--- The task ---
Copy out each of the following items word for word, omitting the pictures.

[Spatial annotation items]
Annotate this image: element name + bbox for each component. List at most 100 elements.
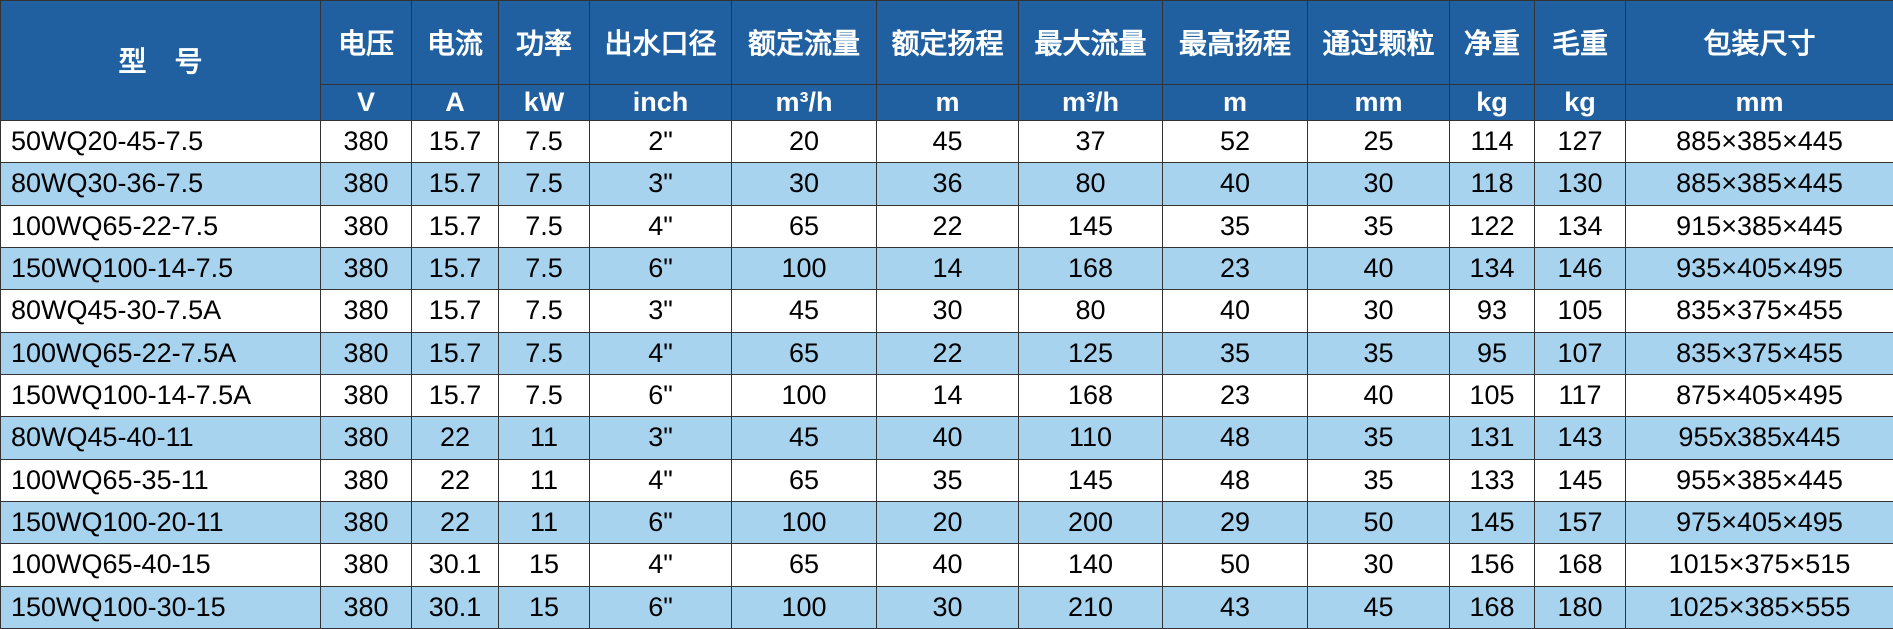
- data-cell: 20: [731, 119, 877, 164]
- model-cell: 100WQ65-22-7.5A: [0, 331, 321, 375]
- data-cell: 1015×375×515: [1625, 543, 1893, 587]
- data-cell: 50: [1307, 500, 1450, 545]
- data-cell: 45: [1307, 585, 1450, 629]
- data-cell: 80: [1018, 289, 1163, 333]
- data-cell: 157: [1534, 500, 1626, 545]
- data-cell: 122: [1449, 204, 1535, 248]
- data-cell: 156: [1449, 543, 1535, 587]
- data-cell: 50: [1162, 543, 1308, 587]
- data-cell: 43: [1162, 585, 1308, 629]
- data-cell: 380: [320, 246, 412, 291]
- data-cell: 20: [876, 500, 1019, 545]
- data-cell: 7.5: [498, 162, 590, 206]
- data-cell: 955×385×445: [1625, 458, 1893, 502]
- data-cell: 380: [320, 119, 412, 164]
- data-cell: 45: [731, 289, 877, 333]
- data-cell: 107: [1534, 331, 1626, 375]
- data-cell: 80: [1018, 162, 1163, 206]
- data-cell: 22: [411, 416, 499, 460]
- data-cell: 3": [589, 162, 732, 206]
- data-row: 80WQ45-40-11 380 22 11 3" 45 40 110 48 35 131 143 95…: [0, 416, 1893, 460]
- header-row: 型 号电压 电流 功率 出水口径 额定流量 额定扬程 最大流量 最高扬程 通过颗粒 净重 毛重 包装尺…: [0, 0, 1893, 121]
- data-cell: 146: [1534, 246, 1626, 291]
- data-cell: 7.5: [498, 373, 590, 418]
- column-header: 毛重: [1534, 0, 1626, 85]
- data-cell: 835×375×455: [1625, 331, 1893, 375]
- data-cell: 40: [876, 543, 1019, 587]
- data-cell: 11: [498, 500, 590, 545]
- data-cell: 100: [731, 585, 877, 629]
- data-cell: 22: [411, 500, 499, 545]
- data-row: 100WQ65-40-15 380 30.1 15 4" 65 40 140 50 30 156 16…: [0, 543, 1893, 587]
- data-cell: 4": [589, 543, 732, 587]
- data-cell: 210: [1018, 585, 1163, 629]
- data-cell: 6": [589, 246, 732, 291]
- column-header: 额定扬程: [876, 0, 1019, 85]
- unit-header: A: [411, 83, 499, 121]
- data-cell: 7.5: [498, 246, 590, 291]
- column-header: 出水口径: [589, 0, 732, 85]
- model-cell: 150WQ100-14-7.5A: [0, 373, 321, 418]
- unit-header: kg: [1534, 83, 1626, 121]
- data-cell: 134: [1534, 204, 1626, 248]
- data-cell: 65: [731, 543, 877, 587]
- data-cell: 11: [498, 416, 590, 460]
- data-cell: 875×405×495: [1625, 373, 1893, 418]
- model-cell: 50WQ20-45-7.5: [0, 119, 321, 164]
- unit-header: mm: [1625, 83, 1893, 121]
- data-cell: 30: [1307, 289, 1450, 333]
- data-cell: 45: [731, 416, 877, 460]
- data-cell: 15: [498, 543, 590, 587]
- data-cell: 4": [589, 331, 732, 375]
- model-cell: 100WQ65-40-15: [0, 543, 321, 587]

--- Written answer ---
Annotate this image: element name + bbox for each component. List at most 100 elements.
- data-cell: 20: [731, 119, 877, 164]
- model-cell: 100WQ65-22-7.5A: [0, 331, 321, 375]
- data-cell: 1015×375×515: [1625, 543, 1893, 587]
- data-cell: 50: [1307, 500, 1450, 545]
- data-cell: 45: [1307, 585, 1450, 629]
- data-cell: 80: [1018, 289, 1163, 333]
- data-cell: 157: [1534, 500, 1626, 545]
- data-cell: 122: [1449, 204, 1535, 248]
- data-cell: 156: [1449, 543, 1535, 587]
- data-cell: 50: [1162, 543, 1308, 587]
- data-cell: 43: [1162, 585, 1308, 629]
- data-cell: 380: [320, 246, 412, 291]
- data-cell: 20: [876, 500, 1019, 545]
- data-cell: 7.5: [498, 162, 590, 206]
- data-cell: 955×385×445: [1625, 458, 1893, 502]
- data-cell: 380: [320, 119, 412, 164]
- data-cell: 45: [731, 289, 877, 333]
- data-cell: 107: [1534, 331, 1626, 375]
- data-cell: 80: [1018, 162, 1163, 206]
- data-cell: 22: [411, 416, 499, 460]
- data-cell: 3": [589, 162, 732, 206]
- data-row: 80WQ45-40-11 380 22 11 3" 45 40 110 48 35 131 143 95…: [0, 416, 1893, 460]
- header-row: 型 号电压 电流 功率 出水口径 额定流量 额定扬程 最大流量 最高扬程 通过颗粒 净重 毛重 包装尺…: [0, 0, 1893, 121]
- data-cell: 146: [1534, 246, 1626, 291]
- data-cell: 7.5: [498, 373, 590, 418]
- column-header: 毛重: [1534, 0, 1626, 85]
- data-cell: 835×375×455: [1625, 331, 1893, 375]
- data-cell: 40: [876, 543, 1019, 587]
- data-cell: 11: [498, 500, 590, 545]
- data-cell: 100: [731, 585, 877, 629]
- data-cell: 22: [411, 500, 499, 545]
- data-row: 100WQ65-40-15 380 30.1 15 4" 65 40 140 50 30 156 16…: [0, 543, 1893, 587]
- data-cell: 4": [589, 543, 732, 587]
- data-cell: 210: [1018, 585, 1163, 629]
- data-cell: 6": [589, 246, 732, 291]
- column-header: 额定扬程: [876, 0, 1019, 85]
- unit-header: A: [411, 83, 499, 121]
- data-cell: 7.5: [498, 246, 590, 291]
- column-header: 出水口径: [589, 0, 732, 85]
- model-cell: 150WQ100-14-7.5A: [0, 373, 321, 418]
- unit-header: kg: [1534, 83, 1626, 121]
- data-cell: 134: [1534, 204, 1626, 248]
- data-cell: 65: [731, 543, 877, 587]
- data-cell: 11: [498, 416, 590, 460]
- data-cell: 875×405×495: [1625, 373, 1893, 418]
- model-cell: 50WQ20-45-7.5: [0, 119, 321, 164]
- unit-header: mm: [1625, 83, 1893, 121]
- data-cell: 30: [1307, 289, 1450, 333]
- data-cell: 45: [731, 416, 877, 460]
- data-cell: 15: [498, 543, 590, 587]
- data-cell: 4": [589, 331, 732, 375]
- model-cell: 100WQ65-40-15: [0, 543, 321, 587]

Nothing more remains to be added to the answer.